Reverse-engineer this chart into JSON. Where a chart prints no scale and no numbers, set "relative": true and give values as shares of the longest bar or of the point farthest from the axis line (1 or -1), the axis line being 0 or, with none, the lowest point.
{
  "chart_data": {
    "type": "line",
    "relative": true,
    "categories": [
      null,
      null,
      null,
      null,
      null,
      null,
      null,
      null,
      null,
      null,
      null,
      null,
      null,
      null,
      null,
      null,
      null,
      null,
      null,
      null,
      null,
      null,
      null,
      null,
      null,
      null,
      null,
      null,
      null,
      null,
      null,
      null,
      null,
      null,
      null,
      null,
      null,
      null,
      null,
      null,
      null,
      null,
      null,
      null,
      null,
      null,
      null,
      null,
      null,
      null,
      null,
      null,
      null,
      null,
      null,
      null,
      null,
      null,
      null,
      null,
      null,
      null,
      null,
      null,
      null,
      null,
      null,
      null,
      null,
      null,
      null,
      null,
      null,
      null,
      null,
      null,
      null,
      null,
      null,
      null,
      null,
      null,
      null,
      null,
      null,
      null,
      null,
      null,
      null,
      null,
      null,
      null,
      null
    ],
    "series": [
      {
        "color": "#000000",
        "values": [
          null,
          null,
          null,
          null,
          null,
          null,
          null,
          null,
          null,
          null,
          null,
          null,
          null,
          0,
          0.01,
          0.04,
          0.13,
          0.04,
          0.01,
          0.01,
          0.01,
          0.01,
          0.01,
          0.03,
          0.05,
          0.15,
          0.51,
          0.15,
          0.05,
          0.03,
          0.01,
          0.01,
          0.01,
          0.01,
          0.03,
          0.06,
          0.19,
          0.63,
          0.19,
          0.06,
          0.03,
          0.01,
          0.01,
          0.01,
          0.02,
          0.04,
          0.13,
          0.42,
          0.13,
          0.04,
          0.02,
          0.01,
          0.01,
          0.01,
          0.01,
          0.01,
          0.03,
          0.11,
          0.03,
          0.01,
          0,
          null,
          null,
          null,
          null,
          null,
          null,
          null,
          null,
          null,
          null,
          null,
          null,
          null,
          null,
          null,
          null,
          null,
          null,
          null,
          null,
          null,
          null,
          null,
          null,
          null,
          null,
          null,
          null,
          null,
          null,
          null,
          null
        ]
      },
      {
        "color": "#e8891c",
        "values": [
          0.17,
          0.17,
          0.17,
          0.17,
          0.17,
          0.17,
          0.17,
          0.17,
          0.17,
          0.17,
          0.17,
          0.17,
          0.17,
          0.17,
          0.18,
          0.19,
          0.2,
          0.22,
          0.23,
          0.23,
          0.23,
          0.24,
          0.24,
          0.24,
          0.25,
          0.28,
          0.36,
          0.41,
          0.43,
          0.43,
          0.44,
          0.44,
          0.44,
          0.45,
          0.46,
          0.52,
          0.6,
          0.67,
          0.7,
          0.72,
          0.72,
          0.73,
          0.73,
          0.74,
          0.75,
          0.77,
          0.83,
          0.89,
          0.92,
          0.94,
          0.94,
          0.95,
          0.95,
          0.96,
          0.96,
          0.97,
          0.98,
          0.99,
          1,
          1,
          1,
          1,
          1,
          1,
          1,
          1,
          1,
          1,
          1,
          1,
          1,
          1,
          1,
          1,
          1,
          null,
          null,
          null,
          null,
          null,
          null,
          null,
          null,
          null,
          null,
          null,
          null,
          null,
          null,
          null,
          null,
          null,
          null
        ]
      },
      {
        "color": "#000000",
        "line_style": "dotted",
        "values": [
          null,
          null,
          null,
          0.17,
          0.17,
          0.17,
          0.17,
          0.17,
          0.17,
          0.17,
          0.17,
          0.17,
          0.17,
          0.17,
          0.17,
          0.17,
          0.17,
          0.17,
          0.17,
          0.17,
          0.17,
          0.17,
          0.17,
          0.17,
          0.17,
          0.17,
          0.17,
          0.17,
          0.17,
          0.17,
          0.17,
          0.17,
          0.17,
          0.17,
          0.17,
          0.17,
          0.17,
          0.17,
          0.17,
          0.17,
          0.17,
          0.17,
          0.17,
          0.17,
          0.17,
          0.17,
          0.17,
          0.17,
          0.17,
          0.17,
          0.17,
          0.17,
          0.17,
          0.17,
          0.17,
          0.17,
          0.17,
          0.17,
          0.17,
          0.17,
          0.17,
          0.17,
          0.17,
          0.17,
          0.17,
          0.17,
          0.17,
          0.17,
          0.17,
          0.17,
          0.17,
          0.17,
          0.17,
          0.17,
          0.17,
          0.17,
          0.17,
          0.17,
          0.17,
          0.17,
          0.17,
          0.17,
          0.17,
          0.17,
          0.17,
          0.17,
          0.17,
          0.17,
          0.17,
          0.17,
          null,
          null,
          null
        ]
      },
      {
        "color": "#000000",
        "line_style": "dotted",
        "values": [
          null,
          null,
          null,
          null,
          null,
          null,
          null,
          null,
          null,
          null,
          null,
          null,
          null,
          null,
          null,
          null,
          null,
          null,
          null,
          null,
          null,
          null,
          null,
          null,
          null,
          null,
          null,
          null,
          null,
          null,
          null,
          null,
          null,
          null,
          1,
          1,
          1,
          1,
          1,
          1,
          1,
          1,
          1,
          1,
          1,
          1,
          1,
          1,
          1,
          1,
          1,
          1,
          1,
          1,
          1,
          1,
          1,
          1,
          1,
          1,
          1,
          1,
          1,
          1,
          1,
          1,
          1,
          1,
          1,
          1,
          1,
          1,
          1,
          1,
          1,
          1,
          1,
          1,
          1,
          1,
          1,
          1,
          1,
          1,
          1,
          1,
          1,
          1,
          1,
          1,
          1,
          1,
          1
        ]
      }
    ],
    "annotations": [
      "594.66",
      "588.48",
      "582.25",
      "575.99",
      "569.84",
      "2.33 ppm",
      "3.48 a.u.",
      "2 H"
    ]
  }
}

■ ■ ■ ■ ■ ■ ■

THE EXERCISE
Repeat all entries. Match them exactly.

COMPLETED EXERCISE
Reverse-engineer this chart into JSON. Where a chart prints no scale and no numbers, set "relative": true and give values as shares of the longest bar or of the point farthest from the axis line (1 or -1), the axis line being 0 or, with none, the lowest point.
{
  "chart_data": {
    "type": "line",
    "relative": true,
    "categories": [
      null,
      null,
      null,
      null,
      null,
      null,
      null,
      null,
      null,
      null,
      null,
      null,
      null,
      null,
      null,
      null,
      null,
      null,
      null,
      null,
      null,
      null,
      null,
      null,
      null,
      null,
      null,
      null,
      null,
      null,
      null,
      null,
      null,
      null,
      null,
      null,
      null,
      null,
      null,
      null,
      null,
      null,
      null,
      null,
      null,
      null,
      null,
      null,
      null,
      null,
      null,
      null,
      null,
      null,
      null,
      null,
      null,
      null,
      null,
      null,
      null,
      null,
      null,
      null,
      null,
      null,
      null,
      null,
      null,
      null,
      null,
      null,
      null,
      null,
      null,
      null,
      null,
      null,
      null,
      null,
      null,
      null,
      null,
      null,
      null,
      null,
      null,
      null,
      null,
      null,
      null,
      null,
      null
    ],
    "series": [
      {
        "color": "#000000",
        "values": [
          null,
          null,
          null,
          null,
          null,
          null,
          null,
          null,
          null,
          null,
          null,
          null,
          null,
          0,
          0.01,
          0.04,
          0.13,
          0.04,
          0.01,
          0.01,
          0.01,
          0.01,
          0.01,
          0.03,
          0.05,
          0.15,
          0.51,
          0.15,
          0.05,
          0.03,
          0.01,
          0.01,
          0.01,
          0.01,
          0.03,
          0.06,
          0.19,
          0.63,
          0.19,
          0.06,
          0.03,
          0.01,
          0.01,
          0.01,
          0.02,
          0.04,
          0.13,
          0.42,
          0.13,
          0.04,
          0.02,
          0.01,
          0.01,
          0.01,
          0.01,
          0.01,
          0.03,
          0.11,
          0.03,
          0.01,
          0,
          null,
          null,
          null,
          null,
          null,
          null,
          null,
          null,
          null,
          null,
          null,
          null,
          null,
          null,
          null,
          null,
          null,
          null,
          null,
          null,
          null,
          null,
          null,
          null,
          null,
          null,
          null,
          null,
          null,
          null,
          null,
          null
        ]
      },
      {
        "color": "#e8891c",
        "values": [
          0.17,
          0.17,
          0.17,
          0.17,
          0.17,
          0.17,
          0.17,
          0.17,
          0.17,
          0.17,
          0.17,
          0.17,
          0.17,
          0.17,
          0.18,
          0.19,
          0.2,
          0.22,
          0.23,
          0.23,
          0.23,
          0.24,
          0.24,
          0.24,
          0.25,
          0.28,
          0.36,
          0.41,
          0.43,
          0.43,
          0.44,
          0.44,
          0.44,
          0.45,
          0.46,
          0.52,
          0.6,
          0.67,
          0.7,
          0.72,
          0.72,
          0.73,
          0.73,
          0.74,
          0.75,
          0.77,
          0.83,
          0.89,
          0.92,
          0.94,
          0.94,
          0.95,
          0.95,
          0.96,
          0.96,
          0.97,
          0.98,
          0.99,
          1,
          1,
          1,
          1,
          1,
          1,
          1,
          1,
          1,
          1,
          1,
          1,
          1,
          1,
          1,
          1,
          1,
          null,
          null,
          null,
          null,
          null,
          null,
          null,
          null,
          null,
          null,
          null,
          null,
          null,
          null,
          null,
          null,
          null,
          null
        ]
      },
      {
        "color": "#000000",
        "line_style": "dotted",
        "values": [
          null,
          null,
          null,
          0.17,
          0.17,
          0.17,
          0.17,
          0.17,
          0.17,
          0.17,
          0.17,
          0.17,
          0.17,
          0.17,
          0.17,
          0.17,
          0.17,
          0.17,
          0.17,
          0.17,
          0.17,
          0.17,
          0.17,
          0.17,
          0.17,
          0.17,
          0.17,
          0.17,
          0.17,
          0.17,
          0.17,
          0.17,
          0.17,
          0.17,
          0.17,
          0.17,
          0.17,
          0.17,
          0.17,
          0.17,
          0.17,
          0.17,
          0.17,
          0.17,
          0.17,
          0.17,
          0.17,
          0.17,
          0.17,
          0.17,
          0.17,
          0.17,
          0.17,
          0.17,
          0.17,
          0.17,
          0.17,
          0.17,
          0.17,
          0.17,
          0.17,
          0.17,
          0.17,
          0.17,
          0.17,
          0.17,
          0.17,
          0.17,
          0.17,
          0.17,
          0.17,
          0.17,
          0.17,
          0.17,
          0.17,
          0.17,
          0.17,
          0.17,
          0.17,
          0.17,
          0.17,
          0.17,
          0.17,
          0.17,
          0.17,
          0.17,
          0.17,
          0.17,
          0.17,
          0.17,
          null,
          null,
          null
        ]
      },
      {
        "color": "#000000",
        "line_style": "dotted",
        "values": [
          null,
          null,
          null,
          null,
          null,
          null,
          null,
          null,
          null,
          null,
          null,
          null,
          null,
          null,
          null,
          null,
          null,
          null,
          null,
          null,
          null,
          null,
          null,
          null,
          null,
          null,
          null,
          null,
          null,
          null,
          null,
          null,
          null,
          null,
          1,
          1,
          1,
          1,
          1,
          1,
          1,
          1,
          1,
          1,
          1,
          1,
          1,
          1,
          1,
          1,
          1,
          1,
          1,
          1,
          1,
          1,
          1,
          1,
          1,
          1,
          1,
          1,
          1,
          1,
          1,
          1,
          1,
          1,
          1,
          1,
          1,
          1,
          1,
          1,
          1,
          1,
          1,
          1,
          1,
          1,
          1,
          1,
          1,
          1,
          1,
          1,
          1,
          1,
          1,
          1,
          1,
          1,
          1
        ]
      }
    ],
    "annotations": [
      "594.66",
      "588.48",
      "582.25",
      "575.99",
      "569.84",
      "2.33 ppm",
      "3.48 a.u.",
      "2 H"
    ]
  }
}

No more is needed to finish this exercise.